╭─ RAW DATA

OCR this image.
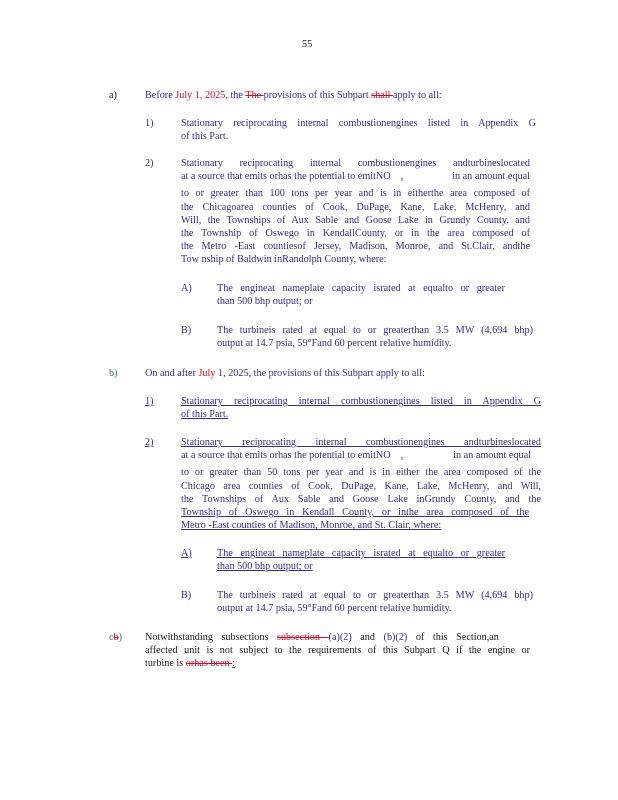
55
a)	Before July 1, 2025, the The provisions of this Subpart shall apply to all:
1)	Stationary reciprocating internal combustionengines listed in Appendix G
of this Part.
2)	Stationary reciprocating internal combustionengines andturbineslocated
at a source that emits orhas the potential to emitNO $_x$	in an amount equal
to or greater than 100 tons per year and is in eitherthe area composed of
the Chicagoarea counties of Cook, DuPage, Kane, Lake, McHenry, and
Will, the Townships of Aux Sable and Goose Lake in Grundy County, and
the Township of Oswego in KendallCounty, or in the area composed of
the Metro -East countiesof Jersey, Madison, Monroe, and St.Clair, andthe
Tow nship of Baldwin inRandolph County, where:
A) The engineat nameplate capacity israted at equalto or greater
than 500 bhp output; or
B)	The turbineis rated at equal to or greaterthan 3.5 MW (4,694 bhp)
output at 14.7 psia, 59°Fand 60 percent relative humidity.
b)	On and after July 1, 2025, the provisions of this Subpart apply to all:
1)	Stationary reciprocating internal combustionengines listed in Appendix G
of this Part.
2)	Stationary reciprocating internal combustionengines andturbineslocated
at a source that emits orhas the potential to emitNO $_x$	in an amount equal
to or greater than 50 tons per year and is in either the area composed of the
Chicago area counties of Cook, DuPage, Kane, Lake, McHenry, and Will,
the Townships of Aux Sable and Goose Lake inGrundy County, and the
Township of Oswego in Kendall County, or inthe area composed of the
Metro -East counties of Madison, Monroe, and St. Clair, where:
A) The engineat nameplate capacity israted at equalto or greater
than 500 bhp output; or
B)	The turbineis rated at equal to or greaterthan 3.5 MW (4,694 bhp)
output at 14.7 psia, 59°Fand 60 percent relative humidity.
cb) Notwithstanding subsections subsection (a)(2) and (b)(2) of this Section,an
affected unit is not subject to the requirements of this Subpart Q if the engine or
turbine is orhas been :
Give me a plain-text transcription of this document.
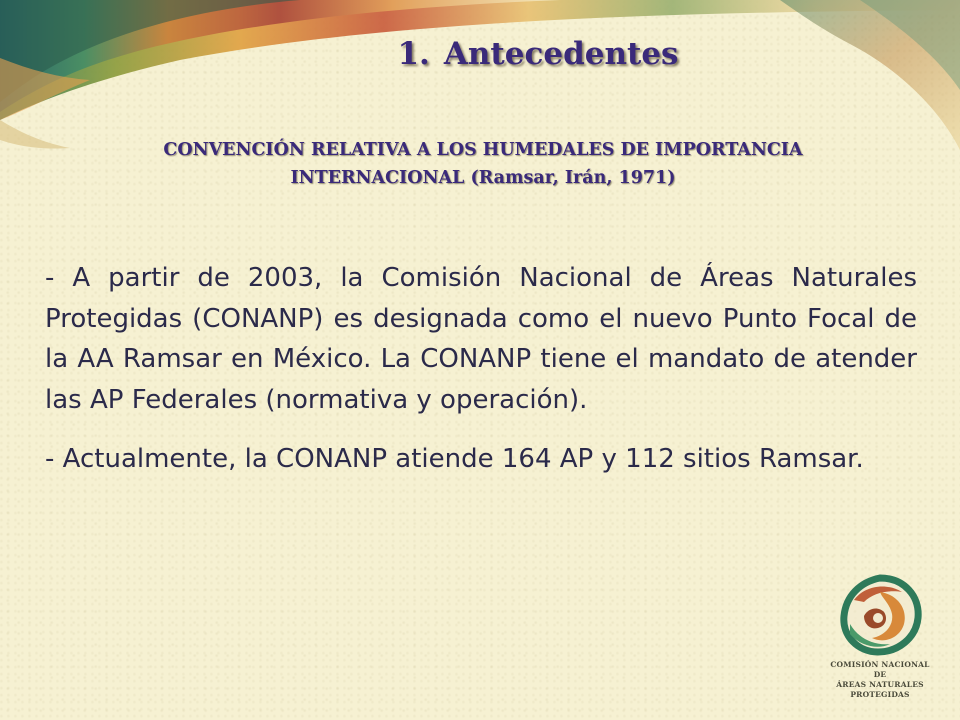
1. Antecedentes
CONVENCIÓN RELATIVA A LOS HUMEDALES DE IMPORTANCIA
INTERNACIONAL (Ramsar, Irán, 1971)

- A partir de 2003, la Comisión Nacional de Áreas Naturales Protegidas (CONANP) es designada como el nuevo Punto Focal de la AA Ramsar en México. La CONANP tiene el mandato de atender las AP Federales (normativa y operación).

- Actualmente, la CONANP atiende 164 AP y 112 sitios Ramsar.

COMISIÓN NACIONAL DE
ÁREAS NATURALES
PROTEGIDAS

╰─

## TASK DESCRIPTION
Leave the pictures out and write out every entry exactly as given.

## THE REPLY
OCR this image.
55
a)	Before July 1, 2025, the The provisions of this Subpart shall apply to all:
1)	Stationary reciprocating internal combustionengines listed in Appendix G
of this Part.
2)	Stationary reciprocating internal combustionengines andturbineslocated
at a source that emits orhas the potential to emitNO $_x$	in an amount equal
to or greater than 100 tons per year and is in eitherthe area composed of
the Chicagoarea counties of Cook, DuPage, Kane, Lake, McHenry, and
Will, the Townships of Aux Sable and Goose Lake in Grundy County, and
the Township of Oswego in KendallCounty, or in the area composed of
the Metro -East countiesof Jersey, Madison, Monroe, and St.Clair, andthe
Tow nship of Baldwin inRandolph County, where:
A) The engineat nameplate capacity israted at equalto or greater
than 500 bhp output; or
B)	The turbineis rated at equal to or greaterthan 3.5 MW (4,694 bhp)
output at 14.7 psia, 59°Fand 60 percent relative humidity.
b)	On and after July 1, 2025, the provisions of this Subpart apply to all:
1)	Stationary reciprocating internal combustionengines listed in Appendix G
of this Part.
2)	Stationary reciprocating internal combustionengines andturbineslocated
at a source that emits orhas the potential to emitNO $_x$	in an amount equal
to or greater than 50 tons per year and is in either the area composed of the
Chicago area counties of Cook, DuPage, Kane, Lake, McHenry, and Will,
the Townships of Aux Sable and Goose Lake inGrundy County, and the
Township of Oswego in Kendall County, or inthe area composed of the
Metro -East counties of Madison, Monroe, and St. Clair, where:
A) The engineat nameplate capacity israted at equalto or greater
than 500 bhp output; or
B)	The turbineis rated at equal to or greaterthan 3.5 MW (4,694 bhp)
output at 14.7 psia, 59°Fand 60 percent relative humidity.
cb) Notwithstanding subsections subsection (a)(2) and (b)(2) of this Section,an
affected unit is not subject to the requirements of this Subpart Q if the engine or
turbine is orhas been :
Give me a plain-text transcription of this document.
1. Antecedentes
CONVENCIÓN RELATIVA A LOS HUMEDALES DE IMPORTANCIA
INTERNACIONAL (Ramsar, Irán, 1971)

- A partir de 2003, la Comisión Nacional de Áreas Naturales Protegidas (CONANP) es designada como el nuevo Punto Focal de la AA Ramsar en México. La CONANP tiene el mandato de atender las AP Federales (normativa y operación).

- Actualmente, la CONANP atiende 164 AP y 112 sitios Ramsar.

COMISIÓN NACIONAL DE
ÁREAS NATURALES
PROTEGIDAS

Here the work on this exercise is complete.